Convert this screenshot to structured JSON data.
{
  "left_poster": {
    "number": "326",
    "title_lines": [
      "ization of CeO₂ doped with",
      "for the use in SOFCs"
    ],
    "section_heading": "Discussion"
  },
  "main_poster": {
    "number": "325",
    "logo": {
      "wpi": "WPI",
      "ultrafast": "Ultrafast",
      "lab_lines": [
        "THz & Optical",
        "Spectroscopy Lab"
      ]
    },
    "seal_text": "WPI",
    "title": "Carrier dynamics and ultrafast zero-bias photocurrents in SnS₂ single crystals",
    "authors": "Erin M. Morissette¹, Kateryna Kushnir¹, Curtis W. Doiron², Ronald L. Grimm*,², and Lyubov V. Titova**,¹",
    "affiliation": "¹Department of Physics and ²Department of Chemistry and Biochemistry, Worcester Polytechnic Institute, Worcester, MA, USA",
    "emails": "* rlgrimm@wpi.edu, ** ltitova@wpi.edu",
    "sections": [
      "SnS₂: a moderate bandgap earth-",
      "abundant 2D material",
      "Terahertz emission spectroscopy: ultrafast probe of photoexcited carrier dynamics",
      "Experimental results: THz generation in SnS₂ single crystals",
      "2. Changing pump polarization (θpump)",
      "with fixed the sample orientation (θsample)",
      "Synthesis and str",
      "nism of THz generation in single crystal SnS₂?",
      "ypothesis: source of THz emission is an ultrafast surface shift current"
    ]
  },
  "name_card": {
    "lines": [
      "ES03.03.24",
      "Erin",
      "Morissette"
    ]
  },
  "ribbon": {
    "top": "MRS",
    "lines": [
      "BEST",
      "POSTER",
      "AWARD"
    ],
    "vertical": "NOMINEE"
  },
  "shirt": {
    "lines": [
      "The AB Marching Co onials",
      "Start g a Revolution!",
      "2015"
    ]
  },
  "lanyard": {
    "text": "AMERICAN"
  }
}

What you are asked to do: Looking at the records above, report how many lines contain the word "Erin". Answer with the number only.

Exercise result: 2